= Exercise =
Scan the material and copy every line in which "Control" appears.

(Data entries)

** start **

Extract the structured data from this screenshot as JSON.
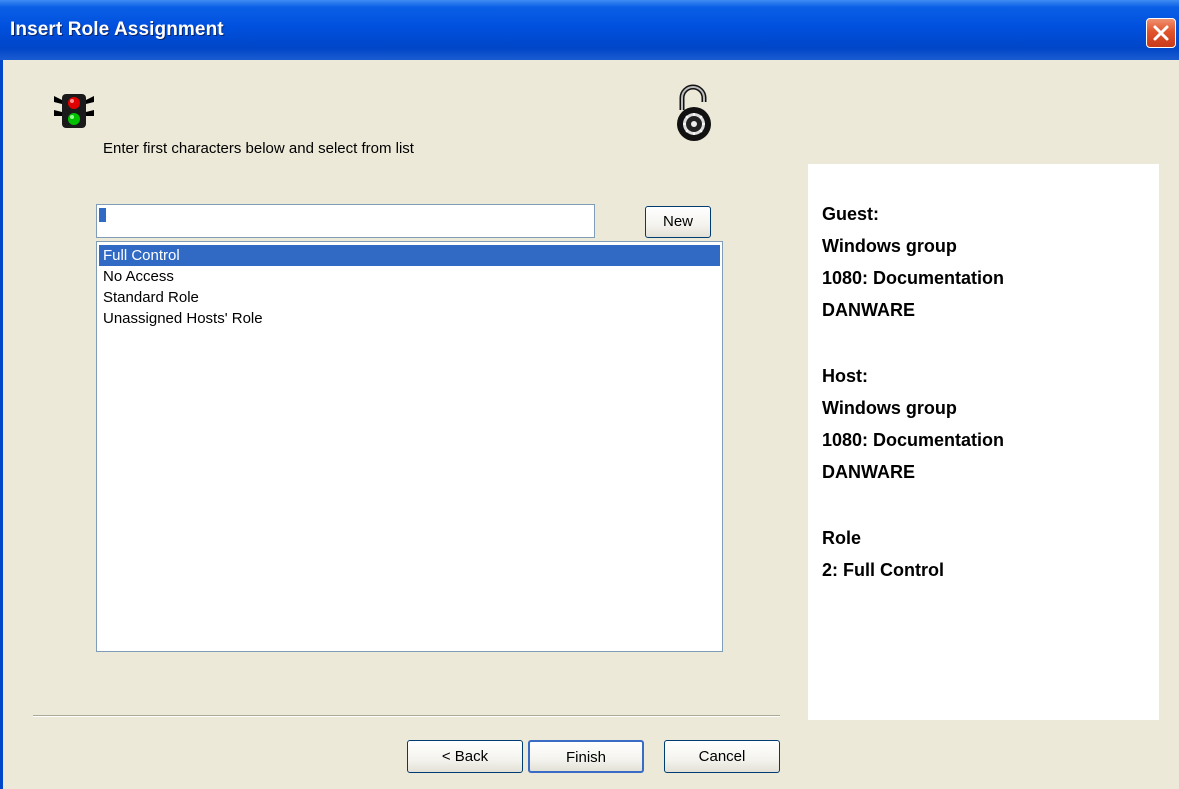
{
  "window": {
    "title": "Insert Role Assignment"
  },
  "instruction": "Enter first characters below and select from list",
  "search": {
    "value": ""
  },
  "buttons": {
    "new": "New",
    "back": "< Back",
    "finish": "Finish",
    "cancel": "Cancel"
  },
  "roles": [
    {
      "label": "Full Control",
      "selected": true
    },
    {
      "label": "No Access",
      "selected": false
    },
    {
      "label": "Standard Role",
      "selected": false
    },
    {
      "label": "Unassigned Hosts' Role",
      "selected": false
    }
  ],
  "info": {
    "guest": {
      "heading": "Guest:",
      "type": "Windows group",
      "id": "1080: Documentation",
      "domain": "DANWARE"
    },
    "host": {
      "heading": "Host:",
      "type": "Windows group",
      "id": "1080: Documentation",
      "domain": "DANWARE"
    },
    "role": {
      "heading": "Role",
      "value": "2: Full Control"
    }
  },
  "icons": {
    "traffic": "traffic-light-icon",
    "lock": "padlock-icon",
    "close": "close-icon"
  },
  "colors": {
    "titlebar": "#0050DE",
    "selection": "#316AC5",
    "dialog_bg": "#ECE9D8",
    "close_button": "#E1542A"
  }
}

** end **

= Answer to the exercise =
      "label": "Full Control",
      "value": "2: Full Control"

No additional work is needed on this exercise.